(Data entries for graphics)
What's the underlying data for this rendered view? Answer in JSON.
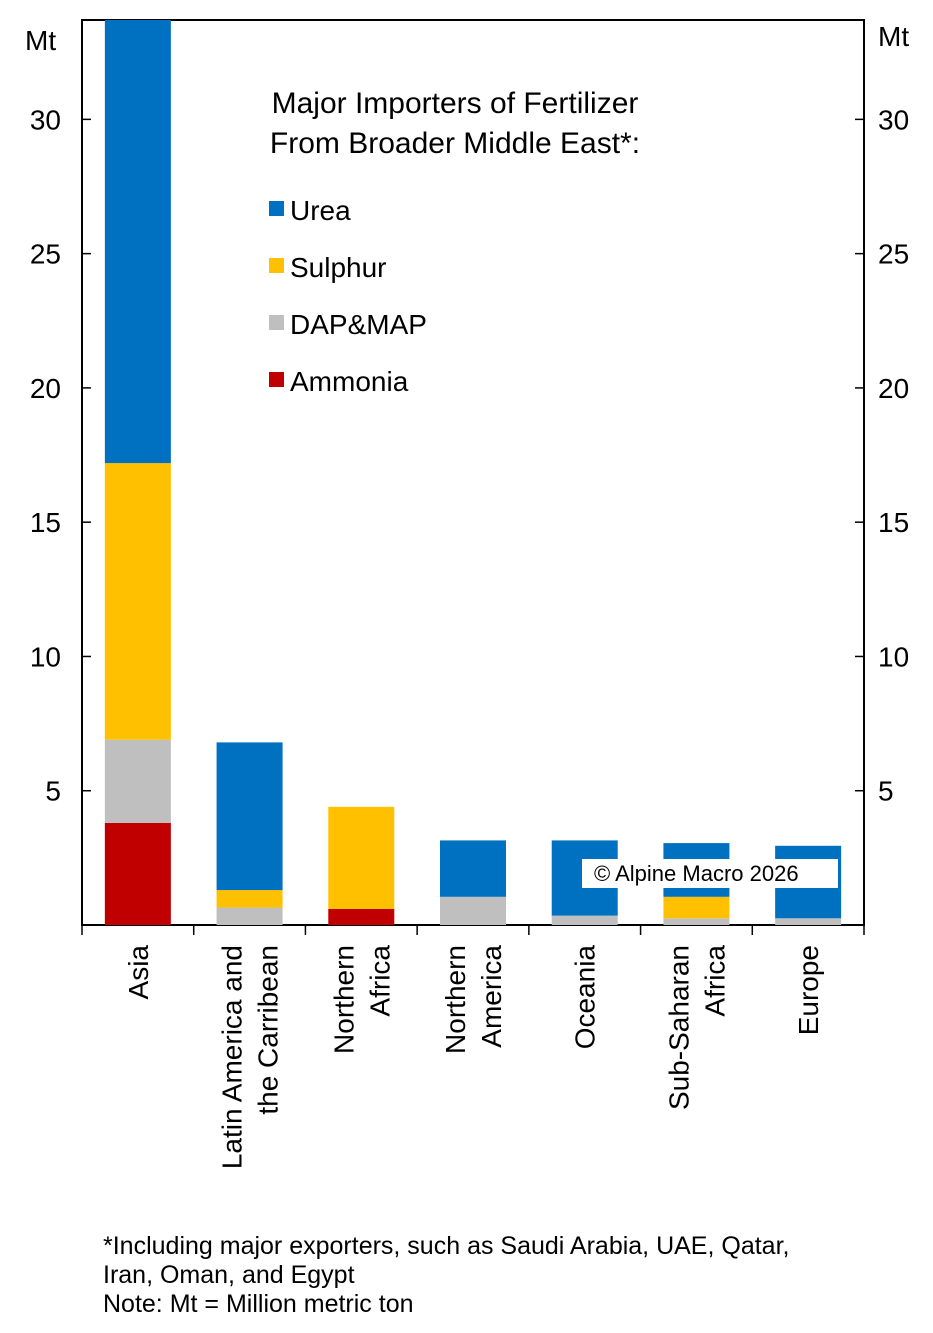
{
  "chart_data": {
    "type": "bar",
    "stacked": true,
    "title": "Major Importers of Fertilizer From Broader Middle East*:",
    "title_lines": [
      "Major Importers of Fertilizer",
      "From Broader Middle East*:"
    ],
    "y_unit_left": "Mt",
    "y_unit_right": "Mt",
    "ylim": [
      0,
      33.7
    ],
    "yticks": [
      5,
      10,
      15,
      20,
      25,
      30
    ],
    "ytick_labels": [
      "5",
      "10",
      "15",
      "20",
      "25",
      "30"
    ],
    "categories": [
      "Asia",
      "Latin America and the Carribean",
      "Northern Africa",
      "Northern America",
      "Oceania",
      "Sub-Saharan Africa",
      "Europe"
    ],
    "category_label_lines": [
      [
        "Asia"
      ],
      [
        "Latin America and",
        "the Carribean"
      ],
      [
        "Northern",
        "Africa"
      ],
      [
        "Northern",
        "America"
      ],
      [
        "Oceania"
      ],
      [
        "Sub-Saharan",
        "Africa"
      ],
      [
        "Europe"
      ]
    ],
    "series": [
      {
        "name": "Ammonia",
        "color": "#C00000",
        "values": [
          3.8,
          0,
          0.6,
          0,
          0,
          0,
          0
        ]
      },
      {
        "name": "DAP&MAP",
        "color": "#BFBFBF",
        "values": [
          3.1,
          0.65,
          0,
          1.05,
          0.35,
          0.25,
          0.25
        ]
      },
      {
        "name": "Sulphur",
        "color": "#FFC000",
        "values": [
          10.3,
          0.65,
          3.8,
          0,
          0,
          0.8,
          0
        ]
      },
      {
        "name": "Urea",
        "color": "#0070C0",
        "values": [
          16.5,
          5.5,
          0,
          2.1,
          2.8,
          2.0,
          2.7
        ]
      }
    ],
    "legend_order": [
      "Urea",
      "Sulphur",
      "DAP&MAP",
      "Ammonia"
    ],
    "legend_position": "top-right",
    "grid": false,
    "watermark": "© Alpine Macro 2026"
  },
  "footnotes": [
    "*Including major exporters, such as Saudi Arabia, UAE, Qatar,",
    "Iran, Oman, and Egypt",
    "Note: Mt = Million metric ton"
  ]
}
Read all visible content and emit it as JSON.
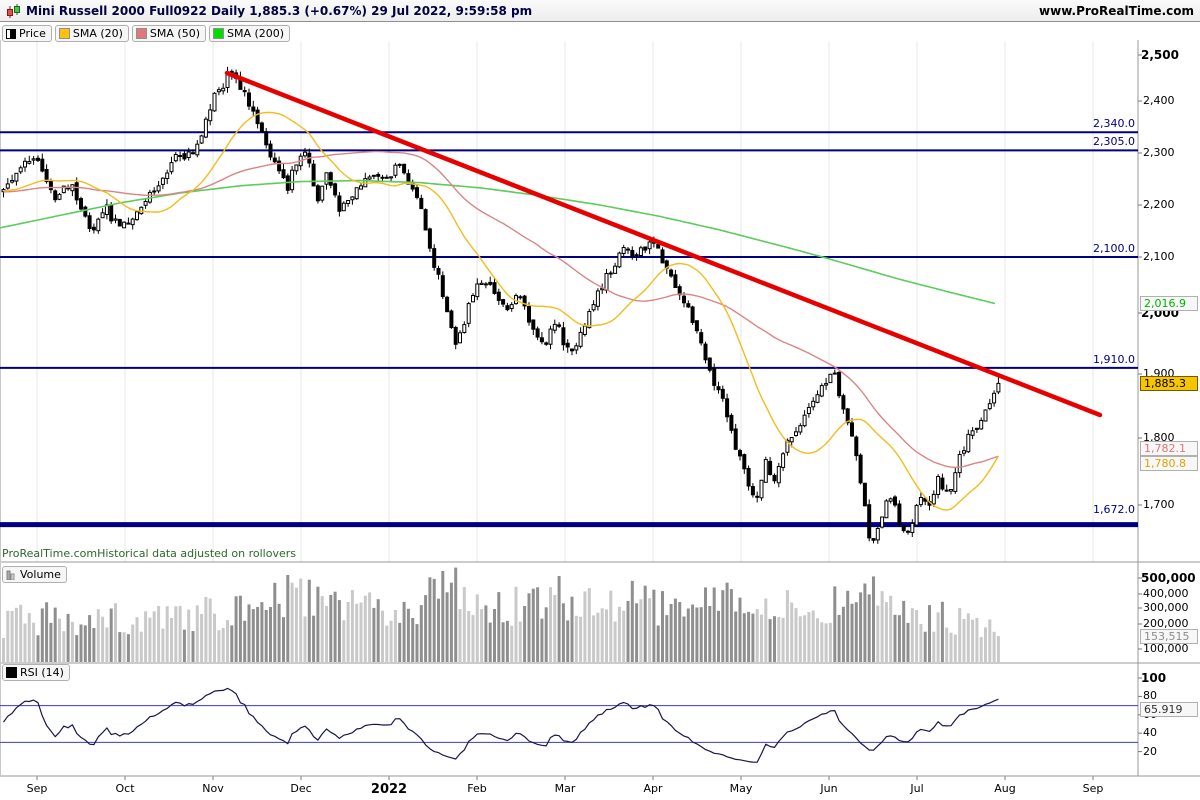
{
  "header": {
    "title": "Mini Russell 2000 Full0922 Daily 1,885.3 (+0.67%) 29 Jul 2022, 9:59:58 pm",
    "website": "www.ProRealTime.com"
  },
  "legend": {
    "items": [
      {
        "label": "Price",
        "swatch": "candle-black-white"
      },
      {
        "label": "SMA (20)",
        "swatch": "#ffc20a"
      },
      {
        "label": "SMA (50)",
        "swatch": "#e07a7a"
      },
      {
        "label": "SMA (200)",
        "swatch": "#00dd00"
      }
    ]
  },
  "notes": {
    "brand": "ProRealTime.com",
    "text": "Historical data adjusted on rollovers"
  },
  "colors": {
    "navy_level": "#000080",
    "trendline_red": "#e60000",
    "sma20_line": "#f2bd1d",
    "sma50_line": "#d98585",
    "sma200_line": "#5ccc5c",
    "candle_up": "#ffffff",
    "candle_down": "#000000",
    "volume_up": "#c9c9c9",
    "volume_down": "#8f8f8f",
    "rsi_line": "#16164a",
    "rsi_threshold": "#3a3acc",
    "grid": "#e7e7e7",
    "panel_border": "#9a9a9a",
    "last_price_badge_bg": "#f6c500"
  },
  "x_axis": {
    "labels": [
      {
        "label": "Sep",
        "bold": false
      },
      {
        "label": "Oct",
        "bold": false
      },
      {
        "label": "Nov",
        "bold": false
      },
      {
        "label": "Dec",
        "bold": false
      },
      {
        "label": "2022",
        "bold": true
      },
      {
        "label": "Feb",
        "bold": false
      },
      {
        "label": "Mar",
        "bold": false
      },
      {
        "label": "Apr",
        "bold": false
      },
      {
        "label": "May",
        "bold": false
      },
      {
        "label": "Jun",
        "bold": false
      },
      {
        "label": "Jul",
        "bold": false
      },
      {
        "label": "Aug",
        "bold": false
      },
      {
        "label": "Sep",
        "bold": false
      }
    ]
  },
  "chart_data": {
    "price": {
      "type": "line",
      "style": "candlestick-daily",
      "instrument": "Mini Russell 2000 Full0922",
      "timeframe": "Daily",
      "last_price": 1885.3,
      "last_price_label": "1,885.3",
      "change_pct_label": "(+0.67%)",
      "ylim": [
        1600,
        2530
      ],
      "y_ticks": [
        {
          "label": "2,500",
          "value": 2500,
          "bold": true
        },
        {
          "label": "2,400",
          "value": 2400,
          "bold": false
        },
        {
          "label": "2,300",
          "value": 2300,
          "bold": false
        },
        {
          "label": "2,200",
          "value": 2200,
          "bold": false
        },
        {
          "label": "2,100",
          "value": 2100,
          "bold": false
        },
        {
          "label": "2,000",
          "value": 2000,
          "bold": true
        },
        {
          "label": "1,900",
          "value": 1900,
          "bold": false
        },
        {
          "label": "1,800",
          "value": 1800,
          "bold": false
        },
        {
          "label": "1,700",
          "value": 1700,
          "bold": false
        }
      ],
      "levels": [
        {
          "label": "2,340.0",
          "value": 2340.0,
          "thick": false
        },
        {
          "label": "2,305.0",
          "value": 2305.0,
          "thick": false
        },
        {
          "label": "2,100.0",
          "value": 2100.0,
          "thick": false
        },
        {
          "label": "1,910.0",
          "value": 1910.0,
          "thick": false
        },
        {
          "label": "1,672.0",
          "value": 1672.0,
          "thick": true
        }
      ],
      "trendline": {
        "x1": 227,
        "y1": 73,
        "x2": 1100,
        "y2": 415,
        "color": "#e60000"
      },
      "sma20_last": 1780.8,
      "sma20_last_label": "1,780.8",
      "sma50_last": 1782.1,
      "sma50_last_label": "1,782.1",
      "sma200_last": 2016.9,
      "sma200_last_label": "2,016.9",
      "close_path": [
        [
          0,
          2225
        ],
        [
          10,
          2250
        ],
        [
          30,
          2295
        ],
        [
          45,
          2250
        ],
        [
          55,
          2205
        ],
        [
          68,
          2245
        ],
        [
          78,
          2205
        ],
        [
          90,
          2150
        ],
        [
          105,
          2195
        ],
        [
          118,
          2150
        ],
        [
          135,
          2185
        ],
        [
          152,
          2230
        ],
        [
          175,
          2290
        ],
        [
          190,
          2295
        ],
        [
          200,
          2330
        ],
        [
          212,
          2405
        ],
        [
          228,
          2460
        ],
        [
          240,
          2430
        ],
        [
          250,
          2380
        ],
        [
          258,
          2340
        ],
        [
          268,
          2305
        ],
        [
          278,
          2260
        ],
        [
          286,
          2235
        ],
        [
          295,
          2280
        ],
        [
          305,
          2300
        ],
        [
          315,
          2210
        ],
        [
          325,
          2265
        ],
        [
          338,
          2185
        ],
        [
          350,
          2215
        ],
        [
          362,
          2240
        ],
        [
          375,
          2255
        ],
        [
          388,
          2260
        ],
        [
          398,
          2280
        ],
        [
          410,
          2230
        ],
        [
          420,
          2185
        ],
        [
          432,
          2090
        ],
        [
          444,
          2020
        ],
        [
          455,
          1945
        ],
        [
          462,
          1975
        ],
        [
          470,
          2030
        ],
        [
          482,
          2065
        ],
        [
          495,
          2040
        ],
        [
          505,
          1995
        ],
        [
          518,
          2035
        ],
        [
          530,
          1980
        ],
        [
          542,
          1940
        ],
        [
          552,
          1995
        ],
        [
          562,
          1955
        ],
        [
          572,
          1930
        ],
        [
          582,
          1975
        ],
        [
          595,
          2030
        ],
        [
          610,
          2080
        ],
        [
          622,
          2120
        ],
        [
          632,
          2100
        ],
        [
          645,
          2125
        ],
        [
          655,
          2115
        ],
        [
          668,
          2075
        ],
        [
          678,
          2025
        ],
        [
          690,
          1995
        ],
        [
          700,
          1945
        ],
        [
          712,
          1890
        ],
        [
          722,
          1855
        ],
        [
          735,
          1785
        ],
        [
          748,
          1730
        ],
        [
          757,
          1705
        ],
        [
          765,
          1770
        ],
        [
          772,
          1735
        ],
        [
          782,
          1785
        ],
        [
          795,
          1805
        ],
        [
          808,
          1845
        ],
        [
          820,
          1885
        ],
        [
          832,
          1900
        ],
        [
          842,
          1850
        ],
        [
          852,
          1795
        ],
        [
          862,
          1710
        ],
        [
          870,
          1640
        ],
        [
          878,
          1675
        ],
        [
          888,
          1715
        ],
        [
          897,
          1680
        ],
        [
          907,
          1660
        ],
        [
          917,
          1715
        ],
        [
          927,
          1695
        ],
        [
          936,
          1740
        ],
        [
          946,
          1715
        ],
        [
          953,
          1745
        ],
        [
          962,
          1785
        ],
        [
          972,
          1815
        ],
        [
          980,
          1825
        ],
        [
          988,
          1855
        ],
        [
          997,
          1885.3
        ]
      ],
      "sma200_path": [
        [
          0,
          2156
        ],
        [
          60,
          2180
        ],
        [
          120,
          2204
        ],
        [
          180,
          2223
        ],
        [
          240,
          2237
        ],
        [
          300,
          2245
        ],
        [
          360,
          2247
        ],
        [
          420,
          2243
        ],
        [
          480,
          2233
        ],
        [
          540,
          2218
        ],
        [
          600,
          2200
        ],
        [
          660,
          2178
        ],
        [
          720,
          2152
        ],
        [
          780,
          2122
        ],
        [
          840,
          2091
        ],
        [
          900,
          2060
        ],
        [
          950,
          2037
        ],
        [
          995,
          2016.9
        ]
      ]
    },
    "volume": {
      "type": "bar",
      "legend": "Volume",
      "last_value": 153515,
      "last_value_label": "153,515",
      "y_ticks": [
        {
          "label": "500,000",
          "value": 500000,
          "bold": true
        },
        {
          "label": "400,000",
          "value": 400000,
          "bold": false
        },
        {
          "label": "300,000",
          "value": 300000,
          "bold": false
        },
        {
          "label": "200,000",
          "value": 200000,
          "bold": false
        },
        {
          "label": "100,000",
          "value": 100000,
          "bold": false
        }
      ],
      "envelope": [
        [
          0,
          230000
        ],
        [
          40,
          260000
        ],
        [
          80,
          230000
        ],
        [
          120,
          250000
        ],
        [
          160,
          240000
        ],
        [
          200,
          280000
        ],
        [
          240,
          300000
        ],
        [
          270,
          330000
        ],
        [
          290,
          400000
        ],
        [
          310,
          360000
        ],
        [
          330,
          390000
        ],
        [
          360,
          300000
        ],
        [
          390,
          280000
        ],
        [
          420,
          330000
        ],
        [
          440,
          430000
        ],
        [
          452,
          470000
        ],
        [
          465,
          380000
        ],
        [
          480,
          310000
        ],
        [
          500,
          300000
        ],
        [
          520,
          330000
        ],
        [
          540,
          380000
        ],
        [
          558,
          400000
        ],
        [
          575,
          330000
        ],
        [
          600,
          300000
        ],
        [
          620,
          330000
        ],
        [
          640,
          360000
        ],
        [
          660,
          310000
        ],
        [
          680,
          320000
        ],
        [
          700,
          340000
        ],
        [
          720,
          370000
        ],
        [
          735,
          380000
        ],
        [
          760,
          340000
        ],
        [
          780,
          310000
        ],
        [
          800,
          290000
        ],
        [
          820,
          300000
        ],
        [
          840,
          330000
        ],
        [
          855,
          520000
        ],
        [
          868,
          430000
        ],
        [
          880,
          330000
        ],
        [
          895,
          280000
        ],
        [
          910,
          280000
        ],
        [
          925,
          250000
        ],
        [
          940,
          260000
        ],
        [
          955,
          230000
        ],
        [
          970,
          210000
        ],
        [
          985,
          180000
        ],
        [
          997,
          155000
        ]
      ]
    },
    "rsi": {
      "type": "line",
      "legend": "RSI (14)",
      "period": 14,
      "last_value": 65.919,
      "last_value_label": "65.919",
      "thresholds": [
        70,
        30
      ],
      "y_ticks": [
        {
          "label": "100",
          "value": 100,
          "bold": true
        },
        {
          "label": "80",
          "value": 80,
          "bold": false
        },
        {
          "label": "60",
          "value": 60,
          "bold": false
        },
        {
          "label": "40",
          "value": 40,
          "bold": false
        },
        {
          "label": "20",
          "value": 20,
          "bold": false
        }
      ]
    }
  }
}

Directions:
List each line in the listing that contains the string "Importers".

Expected answer:
    "title": "Major Importers of Fertilizer From Broader Middle East*:",
      "Major Importers of Fertilizer",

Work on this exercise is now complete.